# TASK STATEMENT
Which lines contain the string "this"? Please list every one of them.

[Dataset excerpt]
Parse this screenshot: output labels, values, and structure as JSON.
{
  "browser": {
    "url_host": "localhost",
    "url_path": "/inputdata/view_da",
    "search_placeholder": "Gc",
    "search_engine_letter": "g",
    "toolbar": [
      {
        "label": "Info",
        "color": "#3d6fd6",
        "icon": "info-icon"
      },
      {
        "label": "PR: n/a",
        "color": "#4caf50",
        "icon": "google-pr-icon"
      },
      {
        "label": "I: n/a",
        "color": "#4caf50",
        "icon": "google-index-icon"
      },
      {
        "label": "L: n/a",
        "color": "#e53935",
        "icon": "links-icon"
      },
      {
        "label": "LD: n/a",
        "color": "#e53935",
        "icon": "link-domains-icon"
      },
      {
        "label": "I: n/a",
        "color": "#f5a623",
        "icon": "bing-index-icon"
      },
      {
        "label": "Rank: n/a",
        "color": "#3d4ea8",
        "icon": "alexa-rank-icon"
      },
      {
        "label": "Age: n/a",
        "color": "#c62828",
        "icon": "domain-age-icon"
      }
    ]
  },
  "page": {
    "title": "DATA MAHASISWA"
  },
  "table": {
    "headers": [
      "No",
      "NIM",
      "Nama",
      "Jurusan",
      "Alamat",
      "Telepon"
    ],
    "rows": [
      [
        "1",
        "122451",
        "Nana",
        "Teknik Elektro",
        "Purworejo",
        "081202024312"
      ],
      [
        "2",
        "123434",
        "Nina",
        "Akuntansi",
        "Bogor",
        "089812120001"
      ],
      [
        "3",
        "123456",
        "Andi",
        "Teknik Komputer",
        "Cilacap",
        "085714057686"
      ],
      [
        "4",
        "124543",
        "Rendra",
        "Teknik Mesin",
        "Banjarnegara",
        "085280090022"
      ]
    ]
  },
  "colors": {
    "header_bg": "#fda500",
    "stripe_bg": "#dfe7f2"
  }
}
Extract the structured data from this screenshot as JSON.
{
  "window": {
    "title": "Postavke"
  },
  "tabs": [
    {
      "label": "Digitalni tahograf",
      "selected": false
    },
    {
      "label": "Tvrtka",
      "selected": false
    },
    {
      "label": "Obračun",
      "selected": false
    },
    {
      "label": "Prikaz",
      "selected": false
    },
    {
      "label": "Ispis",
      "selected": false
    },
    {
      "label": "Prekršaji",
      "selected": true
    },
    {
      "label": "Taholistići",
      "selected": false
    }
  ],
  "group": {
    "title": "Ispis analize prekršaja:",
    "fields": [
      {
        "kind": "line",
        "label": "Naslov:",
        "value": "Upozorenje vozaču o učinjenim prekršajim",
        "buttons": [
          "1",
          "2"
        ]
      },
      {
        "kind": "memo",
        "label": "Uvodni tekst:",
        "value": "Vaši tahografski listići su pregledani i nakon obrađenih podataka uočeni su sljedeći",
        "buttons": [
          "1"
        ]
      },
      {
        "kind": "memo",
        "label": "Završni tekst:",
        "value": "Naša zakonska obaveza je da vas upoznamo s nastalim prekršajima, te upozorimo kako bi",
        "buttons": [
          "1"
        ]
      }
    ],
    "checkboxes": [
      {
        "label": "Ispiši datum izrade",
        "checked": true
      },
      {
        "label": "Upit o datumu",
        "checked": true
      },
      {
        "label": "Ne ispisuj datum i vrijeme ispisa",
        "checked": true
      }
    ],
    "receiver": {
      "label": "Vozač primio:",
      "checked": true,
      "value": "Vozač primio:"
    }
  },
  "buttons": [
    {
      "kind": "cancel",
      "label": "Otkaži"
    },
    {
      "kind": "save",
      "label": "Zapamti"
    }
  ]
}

# RESULT OF THE EXERCISE
Parse this screenshot: output labels, values, and structure as JSON.
Extract the structured data from this screenshot as JSON.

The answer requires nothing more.